── Material for this task ──

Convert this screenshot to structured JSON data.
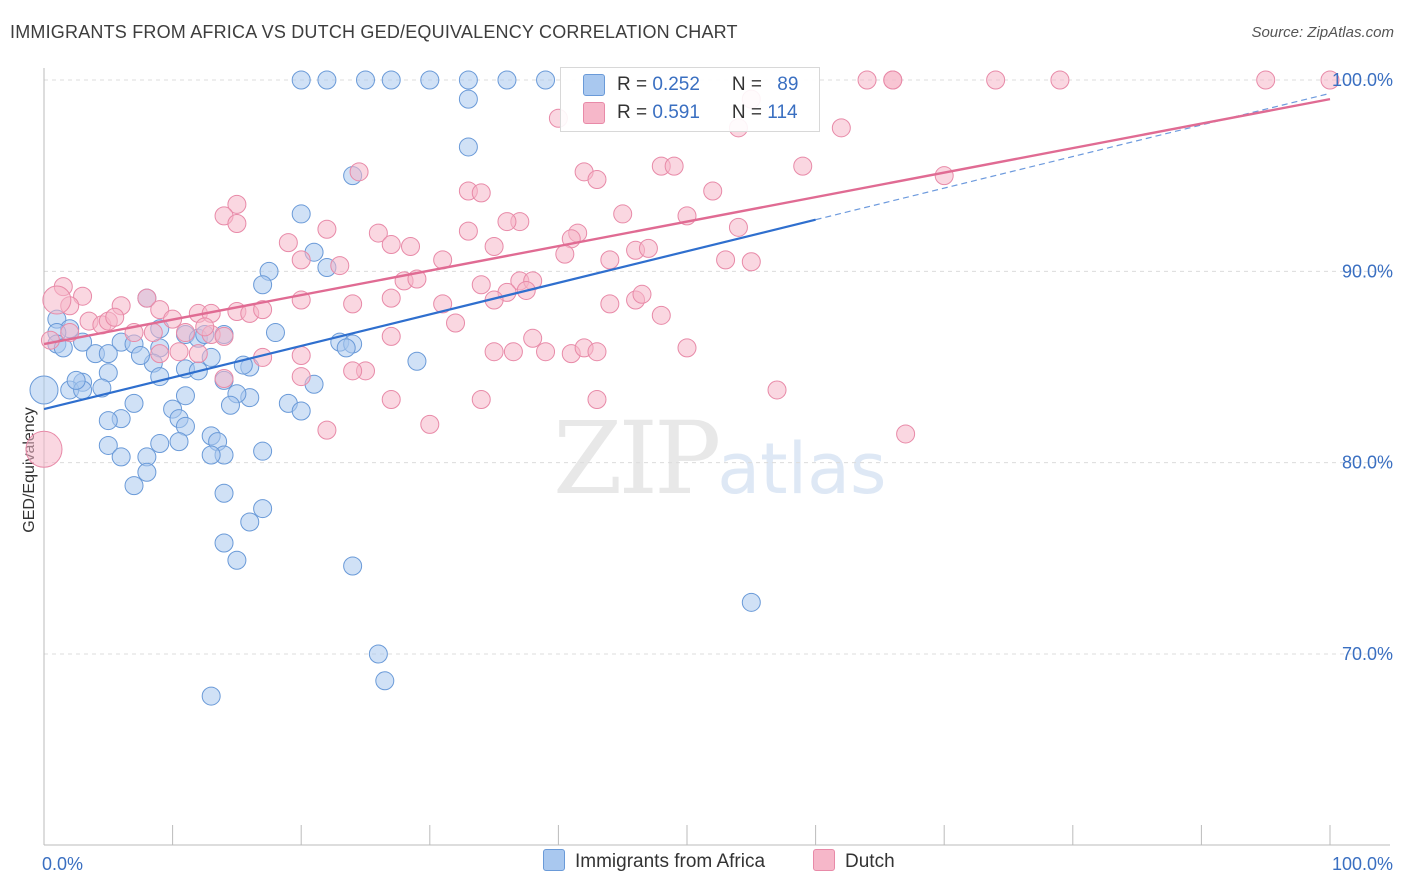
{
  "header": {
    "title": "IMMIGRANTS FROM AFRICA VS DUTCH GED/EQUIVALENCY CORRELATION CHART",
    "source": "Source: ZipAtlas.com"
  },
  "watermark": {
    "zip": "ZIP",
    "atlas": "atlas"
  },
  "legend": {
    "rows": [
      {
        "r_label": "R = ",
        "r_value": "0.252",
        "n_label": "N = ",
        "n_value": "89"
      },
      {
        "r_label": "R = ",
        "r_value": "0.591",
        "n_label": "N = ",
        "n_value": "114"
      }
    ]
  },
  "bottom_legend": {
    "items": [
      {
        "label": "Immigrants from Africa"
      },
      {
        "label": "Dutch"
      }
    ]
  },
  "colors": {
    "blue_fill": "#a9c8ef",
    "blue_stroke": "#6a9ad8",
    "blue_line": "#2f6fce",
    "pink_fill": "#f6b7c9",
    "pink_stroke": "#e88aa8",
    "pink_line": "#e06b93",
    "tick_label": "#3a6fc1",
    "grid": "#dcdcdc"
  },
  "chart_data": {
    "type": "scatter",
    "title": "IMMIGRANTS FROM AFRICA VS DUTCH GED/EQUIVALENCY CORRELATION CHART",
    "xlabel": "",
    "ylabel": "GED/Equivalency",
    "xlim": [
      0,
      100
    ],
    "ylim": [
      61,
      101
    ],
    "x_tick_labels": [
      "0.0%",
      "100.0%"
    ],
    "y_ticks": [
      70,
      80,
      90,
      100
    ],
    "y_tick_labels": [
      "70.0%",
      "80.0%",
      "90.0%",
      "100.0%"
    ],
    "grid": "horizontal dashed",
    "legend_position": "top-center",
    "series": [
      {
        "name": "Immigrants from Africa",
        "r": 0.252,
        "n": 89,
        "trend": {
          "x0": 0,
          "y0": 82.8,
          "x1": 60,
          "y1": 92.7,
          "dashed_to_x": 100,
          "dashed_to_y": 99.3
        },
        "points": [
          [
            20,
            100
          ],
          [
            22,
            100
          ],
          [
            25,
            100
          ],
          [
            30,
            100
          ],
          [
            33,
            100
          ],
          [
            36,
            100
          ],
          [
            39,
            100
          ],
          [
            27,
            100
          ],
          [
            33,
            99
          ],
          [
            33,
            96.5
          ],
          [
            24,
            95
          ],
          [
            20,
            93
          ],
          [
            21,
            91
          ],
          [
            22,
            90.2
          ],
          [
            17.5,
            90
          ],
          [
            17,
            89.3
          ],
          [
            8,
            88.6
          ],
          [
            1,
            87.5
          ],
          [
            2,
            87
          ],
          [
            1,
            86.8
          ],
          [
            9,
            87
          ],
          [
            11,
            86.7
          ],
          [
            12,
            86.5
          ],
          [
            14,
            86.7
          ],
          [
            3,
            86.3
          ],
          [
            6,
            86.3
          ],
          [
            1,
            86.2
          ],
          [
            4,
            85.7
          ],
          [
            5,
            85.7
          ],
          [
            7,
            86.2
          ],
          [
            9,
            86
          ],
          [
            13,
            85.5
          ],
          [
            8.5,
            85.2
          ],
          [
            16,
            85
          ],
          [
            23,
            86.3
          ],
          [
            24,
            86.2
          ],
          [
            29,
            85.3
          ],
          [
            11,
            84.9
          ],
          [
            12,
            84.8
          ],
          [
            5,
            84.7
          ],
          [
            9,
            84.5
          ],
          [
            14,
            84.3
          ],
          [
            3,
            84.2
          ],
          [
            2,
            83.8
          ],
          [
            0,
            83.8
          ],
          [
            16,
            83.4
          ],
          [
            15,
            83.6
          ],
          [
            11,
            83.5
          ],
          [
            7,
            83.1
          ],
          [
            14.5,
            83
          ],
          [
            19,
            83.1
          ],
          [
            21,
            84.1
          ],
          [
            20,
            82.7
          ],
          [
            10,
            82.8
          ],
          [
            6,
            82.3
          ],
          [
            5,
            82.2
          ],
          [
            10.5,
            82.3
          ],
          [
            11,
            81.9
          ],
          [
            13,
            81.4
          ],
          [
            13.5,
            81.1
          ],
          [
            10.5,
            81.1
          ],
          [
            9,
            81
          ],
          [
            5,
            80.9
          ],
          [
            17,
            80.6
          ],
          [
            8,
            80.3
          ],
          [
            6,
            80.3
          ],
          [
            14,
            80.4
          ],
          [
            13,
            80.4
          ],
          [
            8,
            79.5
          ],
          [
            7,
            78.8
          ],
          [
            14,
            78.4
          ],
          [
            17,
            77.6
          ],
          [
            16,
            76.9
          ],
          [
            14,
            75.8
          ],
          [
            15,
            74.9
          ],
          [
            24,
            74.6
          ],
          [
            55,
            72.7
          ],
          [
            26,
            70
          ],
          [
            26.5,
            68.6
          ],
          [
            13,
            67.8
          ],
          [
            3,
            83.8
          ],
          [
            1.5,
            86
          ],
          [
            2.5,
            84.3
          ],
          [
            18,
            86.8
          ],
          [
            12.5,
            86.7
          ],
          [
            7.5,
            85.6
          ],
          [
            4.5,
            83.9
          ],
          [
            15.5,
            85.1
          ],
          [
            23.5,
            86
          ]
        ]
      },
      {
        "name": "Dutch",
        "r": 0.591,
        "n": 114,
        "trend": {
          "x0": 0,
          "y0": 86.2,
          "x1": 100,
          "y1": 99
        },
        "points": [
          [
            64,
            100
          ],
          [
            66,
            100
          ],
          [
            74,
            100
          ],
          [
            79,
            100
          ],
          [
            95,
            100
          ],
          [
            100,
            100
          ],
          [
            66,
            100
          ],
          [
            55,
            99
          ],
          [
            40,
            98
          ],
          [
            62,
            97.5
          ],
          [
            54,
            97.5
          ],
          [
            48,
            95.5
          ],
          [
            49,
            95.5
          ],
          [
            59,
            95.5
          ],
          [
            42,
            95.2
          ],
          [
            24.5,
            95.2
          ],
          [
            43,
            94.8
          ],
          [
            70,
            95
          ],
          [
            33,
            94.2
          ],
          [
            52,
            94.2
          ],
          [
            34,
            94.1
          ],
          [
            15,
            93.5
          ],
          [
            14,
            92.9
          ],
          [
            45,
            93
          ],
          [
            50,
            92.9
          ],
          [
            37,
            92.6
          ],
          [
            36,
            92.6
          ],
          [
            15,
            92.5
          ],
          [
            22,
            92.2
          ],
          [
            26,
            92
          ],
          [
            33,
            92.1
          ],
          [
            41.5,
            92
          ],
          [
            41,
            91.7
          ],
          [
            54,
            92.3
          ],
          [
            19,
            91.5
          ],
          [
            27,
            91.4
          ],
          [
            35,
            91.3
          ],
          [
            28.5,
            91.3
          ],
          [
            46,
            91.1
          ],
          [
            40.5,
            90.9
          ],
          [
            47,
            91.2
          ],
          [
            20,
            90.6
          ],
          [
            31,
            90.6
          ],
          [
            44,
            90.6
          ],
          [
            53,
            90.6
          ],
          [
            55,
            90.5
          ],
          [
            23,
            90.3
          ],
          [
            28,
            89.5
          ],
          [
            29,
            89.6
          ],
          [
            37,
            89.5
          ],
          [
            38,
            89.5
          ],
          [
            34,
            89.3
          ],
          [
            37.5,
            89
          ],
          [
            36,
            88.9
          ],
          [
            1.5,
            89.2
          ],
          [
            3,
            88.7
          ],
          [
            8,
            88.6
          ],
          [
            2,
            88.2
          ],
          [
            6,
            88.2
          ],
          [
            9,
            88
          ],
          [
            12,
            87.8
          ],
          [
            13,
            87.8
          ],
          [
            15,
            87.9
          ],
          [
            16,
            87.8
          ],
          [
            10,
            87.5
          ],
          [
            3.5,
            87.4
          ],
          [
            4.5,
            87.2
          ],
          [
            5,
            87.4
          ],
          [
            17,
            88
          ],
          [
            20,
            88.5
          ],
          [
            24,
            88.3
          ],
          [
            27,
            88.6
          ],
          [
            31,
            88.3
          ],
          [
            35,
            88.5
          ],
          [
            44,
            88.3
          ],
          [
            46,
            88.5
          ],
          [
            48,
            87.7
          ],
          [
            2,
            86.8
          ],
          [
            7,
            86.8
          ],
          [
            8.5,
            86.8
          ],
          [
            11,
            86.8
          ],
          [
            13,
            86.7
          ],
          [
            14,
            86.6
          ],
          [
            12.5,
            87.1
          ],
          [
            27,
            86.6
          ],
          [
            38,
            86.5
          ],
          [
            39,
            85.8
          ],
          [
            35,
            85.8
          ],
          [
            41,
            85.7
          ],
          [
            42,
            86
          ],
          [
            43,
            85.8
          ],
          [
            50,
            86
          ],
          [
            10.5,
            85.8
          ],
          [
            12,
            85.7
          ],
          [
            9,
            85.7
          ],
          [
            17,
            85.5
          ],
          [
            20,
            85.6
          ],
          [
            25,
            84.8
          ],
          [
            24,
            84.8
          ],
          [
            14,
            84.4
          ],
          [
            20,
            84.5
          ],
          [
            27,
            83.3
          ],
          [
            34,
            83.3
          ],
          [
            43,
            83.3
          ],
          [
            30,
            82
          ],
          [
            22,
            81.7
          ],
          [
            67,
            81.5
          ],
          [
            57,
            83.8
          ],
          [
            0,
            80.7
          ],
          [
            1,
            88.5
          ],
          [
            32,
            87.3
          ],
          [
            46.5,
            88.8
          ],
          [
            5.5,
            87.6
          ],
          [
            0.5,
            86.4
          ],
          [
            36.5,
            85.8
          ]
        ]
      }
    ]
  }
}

───

Find "grid". Copy every line it occurs in.

◆ **Result for this task**:
    "grid": "#dcdcdc"
    "grid": "horizontal dashed",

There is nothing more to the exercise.